### Task goal
What number of lines contain the word "HOUSING"? Reply with the number and nothing else.

[Records from a collection of figures]
▬▬▬▬▬▬▬▬▬▬
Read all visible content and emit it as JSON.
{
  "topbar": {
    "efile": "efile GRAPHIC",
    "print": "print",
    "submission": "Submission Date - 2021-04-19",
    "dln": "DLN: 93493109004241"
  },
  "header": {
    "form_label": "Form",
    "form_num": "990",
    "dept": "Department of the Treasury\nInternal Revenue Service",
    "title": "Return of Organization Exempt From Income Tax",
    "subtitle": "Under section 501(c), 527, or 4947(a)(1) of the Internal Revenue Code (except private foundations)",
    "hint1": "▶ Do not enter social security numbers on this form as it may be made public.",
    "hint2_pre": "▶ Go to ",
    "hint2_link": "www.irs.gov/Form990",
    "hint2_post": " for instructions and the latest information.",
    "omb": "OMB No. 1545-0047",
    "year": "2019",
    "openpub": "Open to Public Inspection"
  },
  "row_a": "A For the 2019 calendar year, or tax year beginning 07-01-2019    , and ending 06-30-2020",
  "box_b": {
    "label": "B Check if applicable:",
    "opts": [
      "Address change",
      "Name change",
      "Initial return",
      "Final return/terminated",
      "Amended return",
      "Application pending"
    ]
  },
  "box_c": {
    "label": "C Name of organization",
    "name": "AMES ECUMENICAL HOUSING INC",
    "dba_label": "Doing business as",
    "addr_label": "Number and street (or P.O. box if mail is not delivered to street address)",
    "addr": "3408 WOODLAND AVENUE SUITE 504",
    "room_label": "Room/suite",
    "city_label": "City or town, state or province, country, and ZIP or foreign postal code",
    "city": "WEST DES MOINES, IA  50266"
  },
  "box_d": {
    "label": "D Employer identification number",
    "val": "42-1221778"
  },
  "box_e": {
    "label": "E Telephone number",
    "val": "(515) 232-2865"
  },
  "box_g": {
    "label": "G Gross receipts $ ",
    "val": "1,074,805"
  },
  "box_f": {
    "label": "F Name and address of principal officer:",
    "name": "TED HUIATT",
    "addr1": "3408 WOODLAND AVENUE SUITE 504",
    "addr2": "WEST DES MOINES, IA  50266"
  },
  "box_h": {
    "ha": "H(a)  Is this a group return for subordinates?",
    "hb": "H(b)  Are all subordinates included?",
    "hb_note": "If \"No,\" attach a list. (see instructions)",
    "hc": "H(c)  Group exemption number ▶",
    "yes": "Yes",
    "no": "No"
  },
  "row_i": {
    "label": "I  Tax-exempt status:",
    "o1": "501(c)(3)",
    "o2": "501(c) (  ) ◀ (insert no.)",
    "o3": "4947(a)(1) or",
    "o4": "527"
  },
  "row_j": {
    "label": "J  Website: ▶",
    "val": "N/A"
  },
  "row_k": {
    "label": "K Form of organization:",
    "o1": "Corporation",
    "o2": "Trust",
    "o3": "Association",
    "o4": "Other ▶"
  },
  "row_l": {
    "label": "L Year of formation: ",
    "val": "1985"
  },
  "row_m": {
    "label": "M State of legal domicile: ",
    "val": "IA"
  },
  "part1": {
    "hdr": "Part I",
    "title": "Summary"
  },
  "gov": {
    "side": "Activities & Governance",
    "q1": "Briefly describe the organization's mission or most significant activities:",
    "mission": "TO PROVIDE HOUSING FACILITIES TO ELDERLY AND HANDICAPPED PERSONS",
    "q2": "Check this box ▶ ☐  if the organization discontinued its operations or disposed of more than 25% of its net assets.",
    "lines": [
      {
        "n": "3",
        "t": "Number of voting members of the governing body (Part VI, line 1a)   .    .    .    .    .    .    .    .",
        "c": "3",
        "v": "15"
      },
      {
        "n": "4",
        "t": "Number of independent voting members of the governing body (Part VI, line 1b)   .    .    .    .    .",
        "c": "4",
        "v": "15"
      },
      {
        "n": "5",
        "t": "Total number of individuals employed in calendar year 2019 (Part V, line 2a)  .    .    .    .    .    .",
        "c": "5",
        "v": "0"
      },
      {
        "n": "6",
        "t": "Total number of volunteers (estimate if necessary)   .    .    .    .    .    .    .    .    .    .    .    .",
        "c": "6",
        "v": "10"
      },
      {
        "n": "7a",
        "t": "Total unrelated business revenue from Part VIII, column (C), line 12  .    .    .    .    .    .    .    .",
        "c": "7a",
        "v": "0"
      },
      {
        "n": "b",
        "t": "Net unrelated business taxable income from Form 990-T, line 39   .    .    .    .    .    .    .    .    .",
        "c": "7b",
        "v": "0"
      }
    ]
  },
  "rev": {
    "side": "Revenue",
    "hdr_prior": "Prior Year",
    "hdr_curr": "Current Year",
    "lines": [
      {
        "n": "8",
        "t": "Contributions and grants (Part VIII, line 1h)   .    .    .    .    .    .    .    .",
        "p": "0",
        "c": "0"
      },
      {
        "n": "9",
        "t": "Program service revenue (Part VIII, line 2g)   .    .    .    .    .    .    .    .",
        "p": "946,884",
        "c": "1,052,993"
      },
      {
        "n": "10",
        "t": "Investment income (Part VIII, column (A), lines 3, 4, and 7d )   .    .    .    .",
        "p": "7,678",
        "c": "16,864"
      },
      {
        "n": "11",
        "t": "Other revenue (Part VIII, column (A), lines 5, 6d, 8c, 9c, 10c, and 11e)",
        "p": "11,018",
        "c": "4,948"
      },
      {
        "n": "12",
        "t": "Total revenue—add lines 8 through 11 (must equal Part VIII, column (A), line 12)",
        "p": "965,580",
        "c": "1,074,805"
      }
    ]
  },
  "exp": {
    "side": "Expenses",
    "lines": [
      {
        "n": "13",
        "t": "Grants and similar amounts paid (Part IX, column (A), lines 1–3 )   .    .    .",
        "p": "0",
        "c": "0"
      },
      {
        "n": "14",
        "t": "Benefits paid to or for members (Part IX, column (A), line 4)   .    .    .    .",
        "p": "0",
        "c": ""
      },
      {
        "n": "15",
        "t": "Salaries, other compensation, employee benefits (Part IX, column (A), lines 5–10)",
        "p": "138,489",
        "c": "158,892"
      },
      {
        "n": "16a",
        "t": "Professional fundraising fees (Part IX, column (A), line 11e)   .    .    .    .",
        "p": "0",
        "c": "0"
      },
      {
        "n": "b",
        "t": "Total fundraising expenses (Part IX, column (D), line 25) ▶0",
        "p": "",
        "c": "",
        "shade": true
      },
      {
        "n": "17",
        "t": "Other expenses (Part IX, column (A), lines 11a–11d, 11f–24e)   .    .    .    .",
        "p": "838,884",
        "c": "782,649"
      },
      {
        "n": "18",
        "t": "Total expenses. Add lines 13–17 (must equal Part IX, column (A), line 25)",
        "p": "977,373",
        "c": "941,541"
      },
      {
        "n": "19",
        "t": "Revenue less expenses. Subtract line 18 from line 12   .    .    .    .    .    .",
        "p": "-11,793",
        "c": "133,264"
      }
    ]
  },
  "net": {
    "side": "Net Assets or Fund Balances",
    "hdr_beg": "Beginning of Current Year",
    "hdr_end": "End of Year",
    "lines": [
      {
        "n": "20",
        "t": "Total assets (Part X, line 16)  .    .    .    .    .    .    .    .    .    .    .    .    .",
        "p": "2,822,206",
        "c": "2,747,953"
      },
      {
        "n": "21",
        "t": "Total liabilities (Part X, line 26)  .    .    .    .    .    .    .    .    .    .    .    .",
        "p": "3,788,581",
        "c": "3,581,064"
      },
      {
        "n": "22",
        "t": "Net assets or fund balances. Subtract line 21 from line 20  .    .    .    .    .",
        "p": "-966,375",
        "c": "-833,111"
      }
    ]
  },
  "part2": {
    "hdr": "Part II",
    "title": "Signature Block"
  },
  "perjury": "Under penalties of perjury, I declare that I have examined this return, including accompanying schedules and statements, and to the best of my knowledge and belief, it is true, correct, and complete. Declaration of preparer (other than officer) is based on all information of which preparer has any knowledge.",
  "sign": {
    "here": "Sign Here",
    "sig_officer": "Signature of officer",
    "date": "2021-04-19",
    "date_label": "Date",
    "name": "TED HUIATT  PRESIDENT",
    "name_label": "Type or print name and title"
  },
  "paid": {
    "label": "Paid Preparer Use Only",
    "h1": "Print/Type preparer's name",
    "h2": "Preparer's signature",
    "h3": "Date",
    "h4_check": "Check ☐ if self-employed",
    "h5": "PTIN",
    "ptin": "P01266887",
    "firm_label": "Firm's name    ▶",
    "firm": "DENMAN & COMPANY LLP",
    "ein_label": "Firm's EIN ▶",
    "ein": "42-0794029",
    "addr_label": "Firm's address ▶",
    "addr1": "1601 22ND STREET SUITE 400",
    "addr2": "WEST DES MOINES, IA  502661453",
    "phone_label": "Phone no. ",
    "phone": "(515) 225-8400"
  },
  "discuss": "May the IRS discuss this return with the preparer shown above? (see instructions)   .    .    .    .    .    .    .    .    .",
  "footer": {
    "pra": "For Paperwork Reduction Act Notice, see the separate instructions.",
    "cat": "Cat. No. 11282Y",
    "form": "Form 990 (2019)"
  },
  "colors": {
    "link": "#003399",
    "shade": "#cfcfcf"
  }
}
▬▬▬▬▬▬▬▬▬▬
### Answer in full
2